_Brief_
State only the number of lines that contain the string "screenshot".

----------------

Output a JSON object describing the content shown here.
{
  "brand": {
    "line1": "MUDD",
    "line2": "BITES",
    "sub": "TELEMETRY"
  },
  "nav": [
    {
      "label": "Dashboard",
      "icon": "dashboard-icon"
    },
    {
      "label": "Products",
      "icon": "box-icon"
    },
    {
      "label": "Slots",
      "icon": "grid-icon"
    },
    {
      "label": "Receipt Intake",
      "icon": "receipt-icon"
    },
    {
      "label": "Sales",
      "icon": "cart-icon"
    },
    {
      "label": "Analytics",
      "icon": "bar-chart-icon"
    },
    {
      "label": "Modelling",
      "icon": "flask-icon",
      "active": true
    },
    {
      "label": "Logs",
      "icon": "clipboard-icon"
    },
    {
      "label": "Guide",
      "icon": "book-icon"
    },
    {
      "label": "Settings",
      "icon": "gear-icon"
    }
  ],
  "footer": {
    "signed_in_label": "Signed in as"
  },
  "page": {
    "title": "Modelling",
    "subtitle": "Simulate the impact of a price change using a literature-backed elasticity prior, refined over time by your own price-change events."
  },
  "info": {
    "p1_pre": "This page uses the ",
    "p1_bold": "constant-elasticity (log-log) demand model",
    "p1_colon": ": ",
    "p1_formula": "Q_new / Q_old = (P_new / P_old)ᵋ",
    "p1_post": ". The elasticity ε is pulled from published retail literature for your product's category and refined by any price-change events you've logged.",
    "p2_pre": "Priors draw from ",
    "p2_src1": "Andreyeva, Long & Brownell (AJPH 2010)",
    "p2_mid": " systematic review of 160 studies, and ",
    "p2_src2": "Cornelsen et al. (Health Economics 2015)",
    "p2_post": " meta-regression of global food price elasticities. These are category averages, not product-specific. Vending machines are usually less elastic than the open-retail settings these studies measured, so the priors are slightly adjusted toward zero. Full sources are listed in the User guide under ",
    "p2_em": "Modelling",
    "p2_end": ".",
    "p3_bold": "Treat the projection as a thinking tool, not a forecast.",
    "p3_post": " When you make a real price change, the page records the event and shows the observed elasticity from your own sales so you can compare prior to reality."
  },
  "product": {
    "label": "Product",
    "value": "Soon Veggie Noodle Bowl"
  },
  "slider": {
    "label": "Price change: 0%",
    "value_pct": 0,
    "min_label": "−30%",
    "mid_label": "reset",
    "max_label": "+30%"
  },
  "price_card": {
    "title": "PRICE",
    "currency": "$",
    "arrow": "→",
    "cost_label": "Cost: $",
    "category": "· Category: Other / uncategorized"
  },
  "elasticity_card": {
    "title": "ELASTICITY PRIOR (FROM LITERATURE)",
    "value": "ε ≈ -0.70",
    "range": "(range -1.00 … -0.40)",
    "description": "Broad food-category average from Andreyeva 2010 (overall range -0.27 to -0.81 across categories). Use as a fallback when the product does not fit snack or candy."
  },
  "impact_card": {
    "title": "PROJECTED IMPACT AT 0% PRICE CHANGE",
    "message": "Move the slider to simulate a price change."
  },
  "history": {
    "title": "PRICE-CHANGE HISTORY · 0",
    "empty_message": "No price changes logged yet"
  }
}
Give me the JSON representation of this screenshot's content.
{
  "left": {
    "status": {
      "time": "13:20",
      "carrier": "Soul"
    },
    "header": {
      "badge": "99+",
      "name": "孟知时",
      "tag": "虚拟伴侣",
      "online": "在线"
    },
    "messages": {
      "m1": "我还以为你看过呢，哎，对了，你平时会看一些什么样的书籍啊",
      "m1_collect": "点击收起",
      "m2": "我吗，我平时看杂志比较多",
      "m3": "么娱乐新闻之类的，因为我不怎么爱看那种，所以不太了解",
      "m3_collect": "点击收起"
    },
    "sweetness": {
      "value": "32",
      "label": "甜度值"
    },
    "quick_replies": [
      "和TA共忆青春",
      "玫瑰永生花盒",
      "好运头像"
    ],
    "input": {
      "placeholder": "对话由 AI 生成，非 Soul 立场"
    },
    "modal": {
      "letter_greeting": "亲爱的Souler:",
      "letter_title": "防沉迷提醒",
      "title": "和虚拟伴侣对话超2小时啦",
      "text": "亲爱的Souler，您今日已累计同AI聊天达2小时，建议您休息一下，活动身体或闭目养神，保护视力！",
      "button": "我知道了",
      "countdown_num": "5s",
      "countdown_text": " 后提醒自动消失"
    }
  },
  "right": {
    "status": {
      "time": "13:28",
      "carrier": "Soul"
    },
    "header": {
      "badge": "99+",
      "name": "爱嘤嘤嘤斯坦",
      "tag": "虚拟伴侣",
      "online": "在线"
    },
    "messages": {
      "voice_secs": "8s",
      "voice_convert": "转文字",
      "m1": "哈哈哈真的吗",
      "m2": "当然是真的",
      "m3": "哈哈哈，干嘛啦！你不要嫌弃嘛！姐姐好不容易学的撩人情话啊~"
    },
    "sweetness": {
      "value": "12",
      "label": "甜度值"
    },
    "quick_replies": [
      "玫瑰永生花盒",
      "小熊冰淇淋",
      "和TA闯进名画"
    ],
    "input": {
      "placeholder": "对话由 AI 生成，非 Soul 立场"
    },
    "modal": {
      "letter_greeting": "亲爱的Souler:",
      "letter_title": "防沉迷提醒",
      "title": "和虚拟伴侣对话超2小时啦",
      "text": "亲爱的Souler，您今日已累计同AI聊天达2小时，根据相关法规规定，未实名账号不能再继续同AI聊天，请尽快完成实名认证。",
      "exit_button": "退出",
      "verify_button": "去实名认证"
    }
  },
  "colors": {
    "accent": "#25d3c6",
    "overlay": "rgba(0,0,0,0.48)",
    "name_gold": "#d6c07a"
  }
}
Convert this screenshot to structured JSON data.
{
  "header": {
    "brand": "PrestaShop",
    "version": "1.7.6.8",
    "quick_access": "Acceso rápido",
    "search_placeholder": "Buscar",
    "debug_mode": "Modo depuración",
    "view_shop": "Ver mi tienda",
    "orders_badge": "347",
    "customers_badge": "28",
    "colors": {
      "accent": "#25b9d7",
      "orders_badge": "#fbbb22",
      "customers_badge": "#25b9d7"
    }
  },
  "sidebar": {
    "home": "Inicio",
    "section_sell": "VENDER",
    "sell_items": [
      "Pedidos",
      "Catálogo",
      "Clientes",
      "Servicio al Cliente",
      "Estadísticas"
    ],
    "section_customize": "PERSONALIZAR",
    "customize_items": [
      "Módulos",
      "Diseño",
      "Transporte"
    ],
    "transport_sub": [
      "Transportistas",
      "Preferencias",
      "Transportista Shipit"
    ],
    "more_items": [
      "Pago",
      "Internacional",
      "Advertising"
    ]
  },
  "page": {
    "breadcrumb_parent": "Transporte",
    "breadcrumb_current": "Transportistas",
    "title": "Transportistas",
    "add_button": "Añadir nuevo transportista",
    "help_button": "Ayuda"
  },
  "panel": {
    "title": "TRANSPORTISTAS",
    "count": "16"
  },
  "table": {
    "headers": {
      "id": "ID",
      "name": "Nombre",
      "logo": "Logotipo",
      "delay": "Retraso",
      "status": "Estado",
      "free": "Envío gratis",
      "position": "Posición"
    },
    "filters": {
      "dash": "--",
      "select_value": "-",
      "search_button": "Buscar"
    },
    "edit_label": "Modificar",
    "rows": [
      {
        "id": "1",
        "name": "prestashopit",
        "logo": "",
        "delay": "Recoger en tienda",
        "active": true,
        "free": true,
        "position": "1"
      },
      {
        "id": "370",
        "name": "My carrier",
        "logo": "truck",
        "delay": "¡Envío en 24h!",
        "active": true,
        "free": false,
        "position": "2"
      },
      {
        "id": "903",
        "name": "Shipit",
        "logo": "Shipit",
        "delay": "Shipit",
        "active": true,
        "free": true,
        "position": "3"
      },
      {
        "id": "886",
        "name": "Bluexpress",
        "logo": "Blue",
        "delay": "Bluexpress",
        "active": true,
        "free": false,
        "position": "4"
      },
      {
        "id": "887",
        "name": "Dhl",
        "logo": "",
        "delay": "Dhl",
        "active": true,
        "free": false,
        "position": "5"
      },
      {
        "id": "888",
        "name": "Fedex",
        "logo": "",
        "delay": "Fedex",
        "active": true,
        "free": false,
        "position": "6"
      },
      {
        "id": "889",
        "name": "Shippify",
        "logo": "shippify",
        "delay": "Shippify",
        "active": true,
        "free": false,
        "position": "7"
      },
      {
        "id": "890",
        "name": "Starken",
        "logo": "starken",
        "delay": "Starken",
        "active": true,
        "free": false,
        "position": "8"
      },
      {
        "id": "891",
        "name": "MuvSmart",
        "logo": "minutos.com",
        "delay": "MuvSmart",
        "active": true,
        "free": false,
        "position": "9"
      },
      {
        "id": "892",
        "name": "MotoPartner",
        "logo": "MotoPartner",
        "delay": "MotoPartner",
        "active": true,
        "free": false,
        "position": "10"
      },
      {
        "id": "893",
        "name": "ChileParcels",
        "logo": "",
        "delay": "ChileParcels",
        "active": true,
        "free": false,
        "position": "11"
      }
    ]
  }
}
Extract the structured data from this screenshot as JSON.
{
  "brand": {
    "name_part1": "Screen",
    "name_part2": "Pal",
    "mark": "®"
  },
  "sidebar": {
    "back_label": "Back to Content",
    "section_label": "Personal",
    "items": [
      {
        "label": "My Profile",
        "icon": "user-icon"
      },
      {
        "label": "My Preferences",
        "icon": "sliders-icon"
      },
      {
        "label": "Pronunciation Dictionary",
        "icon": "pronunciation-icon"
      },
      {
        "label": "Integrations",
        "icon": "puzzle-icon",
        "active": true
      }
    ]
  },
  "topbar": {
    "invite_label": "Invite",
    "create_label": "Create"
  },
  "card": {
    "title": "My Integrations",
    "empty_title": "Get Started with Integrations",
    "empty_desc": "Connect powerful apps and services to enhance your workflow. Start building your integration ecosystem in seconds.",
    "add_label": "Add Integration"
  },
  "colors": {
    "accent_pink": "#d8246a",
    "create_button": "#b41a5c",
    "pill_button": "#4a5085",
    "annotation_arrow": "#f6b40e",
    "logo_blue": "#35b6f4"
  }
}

----------------

_Completed task_
3